▸ **Records**

--

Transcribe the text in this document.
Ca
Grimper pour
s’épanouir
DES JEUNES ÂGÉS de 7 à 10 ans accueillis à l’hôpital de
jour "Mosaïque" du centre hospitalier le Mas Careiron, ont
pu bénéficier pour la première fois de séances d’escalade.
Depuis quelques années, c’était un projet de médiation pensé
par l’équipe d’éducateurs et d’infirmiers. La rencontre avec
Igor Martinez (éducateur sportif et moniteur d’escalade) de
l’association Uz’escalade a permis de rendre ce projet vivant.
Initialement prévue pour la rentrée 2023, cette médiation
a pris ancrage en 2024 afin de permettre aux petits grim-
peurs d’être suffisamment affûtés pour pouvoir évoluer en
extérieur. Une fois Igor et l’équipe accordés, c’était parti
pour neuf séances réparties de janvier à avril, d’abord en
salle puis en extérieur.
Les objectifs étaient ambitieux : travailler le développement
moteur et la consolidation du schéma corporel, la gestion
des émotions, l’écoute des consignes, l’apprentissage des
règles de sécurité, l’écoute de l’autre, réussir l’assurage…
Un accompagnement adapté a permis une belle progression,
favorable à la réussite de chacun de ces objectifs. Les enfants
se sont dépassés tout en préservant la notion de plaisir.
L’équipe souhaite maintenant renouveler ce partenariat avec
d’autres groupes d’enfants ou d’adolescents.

--

▸ **What to produce**
Select every line of the material above holding the word "médiation" and copy it.

▸ **Written reply**
Depuis quelques années, c’était un projet de médiation pensé
Initialement prévue pour la rentrée 2023, cette médiation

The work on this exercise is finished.